EXERCISE DETAILS
Carry none of the pictures over; set down the material below exactly.

RECORDS FOR THIS TASK
=====
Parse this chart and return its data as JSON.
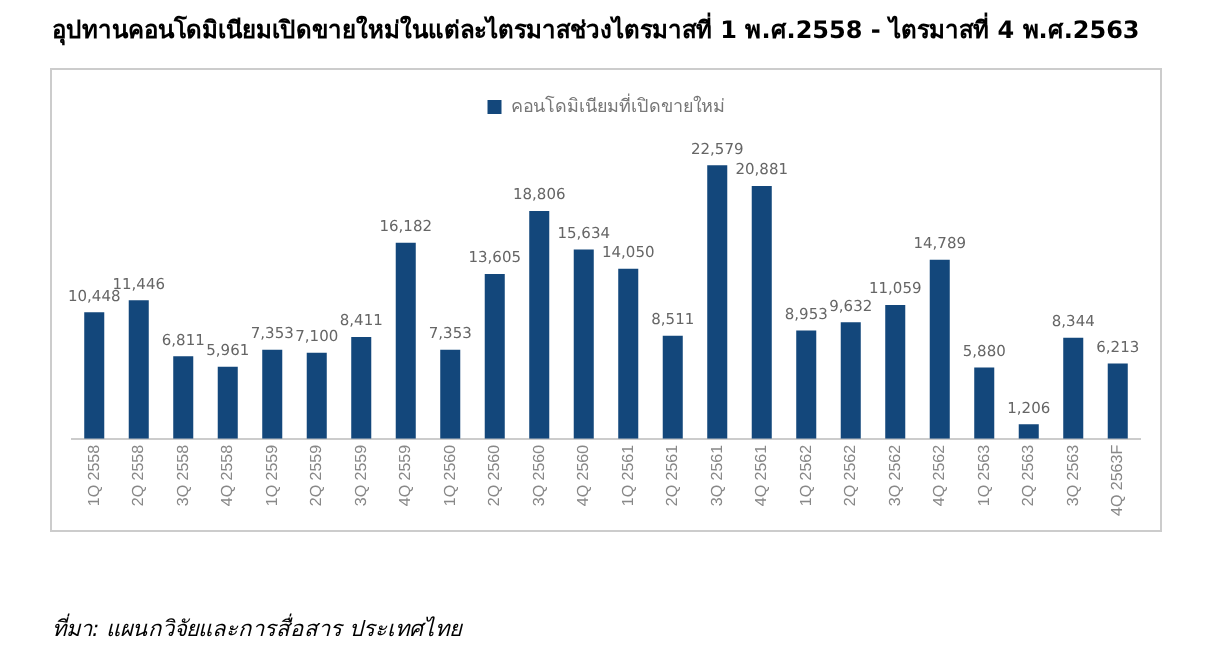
{
  "chart_data": {
    "type": "bar",
    "title": "อุปทานคอนโดมิเนียมเปิดขายใหม่ในแต่ละไตรมาสช่วงไตรมาสที่ 1 พ.ศ.2558 - ไตรมาสที่ 4 พ.ศ.2563",
    "categories": [
      "1Q 2558",
      "2Q 2558",
      "3Q 2558",
      "4Q 2558",
      "1Q 2559",
      "2Q 2559",
      "3Q 2559",
      "4Q 2559",
      "1Q 2560",
      "2Q 2560",
      "3Q 2560",
      "4Q 2560",
      "1Q 2561",
      "2Q 2561",
      "3Q 2561",
      "4Q 2561",
      "1Q 2562",
      "2Q 2562",
      "3Q 2562",
      "4Q 2562",
      "1Q 2563",
      "2Q 2563",
      "3Q 2563",
      "4Q 2563F"
    ],
    "series": [
      {
        "name": "คอนโดมิเนียมที่เปิดขายใหม่",
        "color": "#13477b",
        "values": [
          10448,
          11446,
          6811,
          5961,
          7353,
          7100,
          8411,
          16182,
          7353,
          13605,
          18806,
          15634,
          14050,
          8511,
          22579,
          20881,
          8953,
          9632,
          11059,
          14789,
          5880,
          1206,
          8344,
          6213
        ],
        "value_labels": [
          "10,448",
          "11,446",
          "6,811",
          "5,961",
          "7,353",
          "7,100",
          "8,411",
          "16,182",
          "7,353",
          "13,605",
          "18,806",
          "15,634",
          "14,050",
          "8,511",
          "22,579",
          "20,881",
          "8,953",
          "9,632",
          "11,059",
          "14,789",
          "5,880",
          "1,206",
          "8,344",
          "6,213"
        ]
      }
    ],
    "legend": "top",
    "tick_labels": "x",
    "annotations": [
      "ที่มา: แผนกวิจัยและการสื่อสาร ประเทศไทย"
    ]
  }
}
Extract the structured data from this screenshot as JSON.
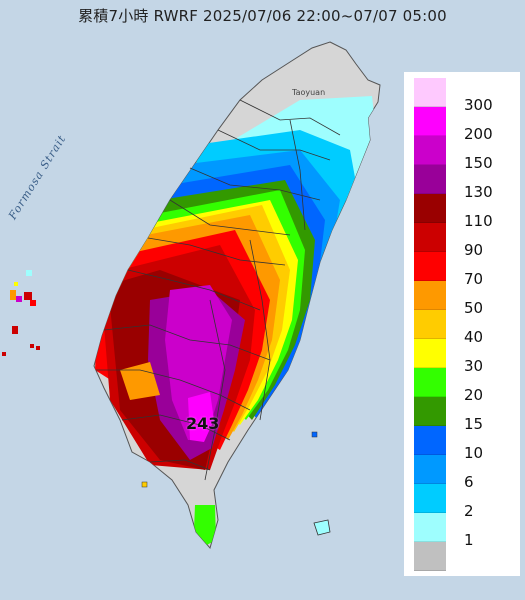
=====
FINISHED TASK
Parse this chart and return its data as JSON.
{
  "chart_data": {
    "type": "bar",
    "title": "อุปทานคอนโดมิเนียมเปิดขายใหม่ในแต่ละไตรมาสช่วงไตรมาสที่ 1 พ.ศ.2558 - ไตรมาสที่ 4 พ.ศ.2563",
    "categories": [
      "1Q 2558",
      "2Q 2558",
      "3Q 2558",
      "4Q 2558",
      "1Q 2559",
      "2Q 2559",
      "3Q 2559",
      "4Q 2559",
      "1Q 2560",
      "2Q 2560",
      "3Q 2560",
      "4Q 2560",
      "1Q 2561",
      "2Q 2561",
      "3Q 2561",
      "4Q 2561",
      "1Q 2562",
      "2Q 2562",
      "3Q 2562",
      "4Q 2562",
      "1Q 2563",
      "2Q 2563",
      "3Q 2563",
      "4Q 2563F"
    ],
    "series": [
      {
        "name": "คอนโดมิเนียมที่เปิดขายใหม่",
        "color": "#13477b",
        "values": [
          10448,
          11446,
          6811,
          5961,
          7353,
          7100,
          8411,
          16182,
          7353,
          13605,
          18806,
          15634,
          14050,
          8511,
          22579,
          20881,
          8953,
          9632,
          11059,
          14789,
          5880,
          1206,
          8344,
          6213
        ],
        "value_labels": [
          "10,448",
          "11,446",
          "6,811",
          "5,961",
          "7,353",
          "7,100",
          "8,411",
          "16,182",
          "7,353",
          "13,605",
          "18,806",
          "15,634",
          "14,050",
          "8,511",
          "22,579",
          "20,881",
          "8,953",
          "9,632",
          "11,059",
          "14,789",
          "5,880",
          "1,206",
          "8,344",
          "6,213"
        ]
      }
    ],
    "legend": "top",
    "tick_labels": "x",
    "annotations": [
      "ที่มา: แผนกวิจัยและการสื่อสาร ประเทศไทย"
    ]
  }
}
Extract the structured data from this screenshot as JSON.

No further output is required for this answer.